The input —
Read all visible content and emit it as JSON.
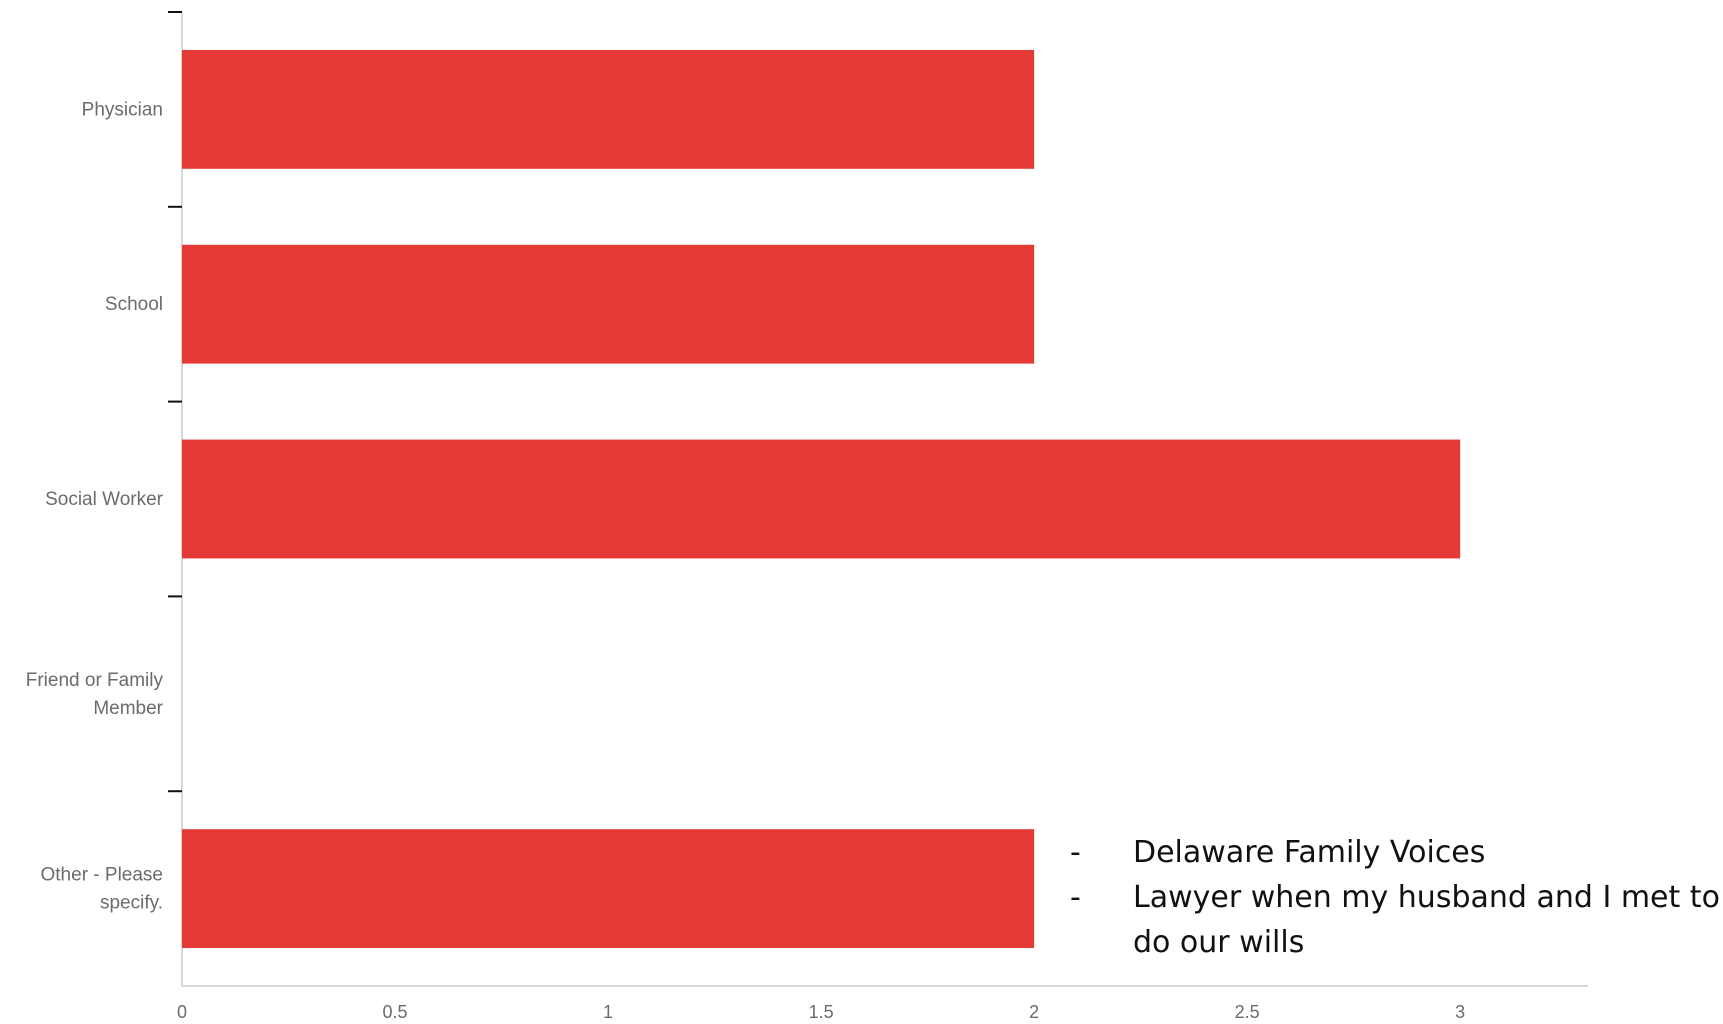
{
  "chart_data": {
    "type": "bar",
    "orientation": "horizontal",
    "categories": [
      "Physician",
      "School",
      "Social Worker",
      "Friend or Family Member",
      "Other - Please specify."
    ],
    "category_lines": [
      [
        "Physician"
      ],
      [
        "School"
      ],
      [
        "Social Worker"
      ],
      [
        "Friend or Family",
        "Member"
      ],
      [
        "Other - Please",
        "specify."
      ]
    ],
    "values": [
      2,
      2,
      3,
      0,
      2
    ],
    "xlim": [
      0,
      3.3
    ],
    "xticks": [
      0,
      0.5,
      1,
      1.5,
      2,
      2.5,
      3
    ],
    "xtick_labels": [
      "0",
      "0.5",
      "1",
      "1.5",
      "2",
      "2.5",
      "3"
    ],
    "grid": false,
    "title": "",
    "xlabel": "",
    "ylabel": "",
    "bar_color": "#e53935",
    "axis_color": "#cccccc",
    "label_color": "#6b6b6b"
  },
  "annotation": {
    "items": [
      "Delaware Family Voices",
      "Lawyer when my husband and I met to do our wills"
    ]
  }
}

Given problem — Transcribe the full listing character for character. Pictures are excluded.

Exercise solution —
Read all visible content and emit it as JSON.
{
  "chart_data": {
    "type": "bar",
    "orientation": "horizontal",
    "categories": [
      "Physician",
      "School",
      "Social Worker",
      "Friend or Family Member",
      "Other - Please specify."
    ],
    "category_lines": [
      [
        "Physician"
      ],
      [
        "School"
      ],
      [
        "Social Worker"
      ],
      [
        "Friend or Family",
        "Member"
      ],
      [
        "Other - Please",
        "specify."
      ]
    ],
    "values": [
      2,
      2,
      3,
      0,
      2
    ],
    "xlim": [
      0,
      3.3
    ],
    "xticks": [
      0,
      0.5,
      1,
      1.5,
      2,
      2.5,
      3
    ],
    "xtick_labels": [
      "0",
      "0.5",
      "1",
      "1.5",
      "2",
      "2.5",
      "3"
    ],
    "grid": false,
    "title": "",
    "xlabel": "",
    "ylabel": "",
    "bar_color": "#e53935",
    "axis_color": "#cccccc",
    "label_color": "#6b6b6b"
  },
  "annotation": {
    "items": [
      "Delaware Family Voices",
      "Lawyer when my husband and I met to do our wills"
    ]
  }
}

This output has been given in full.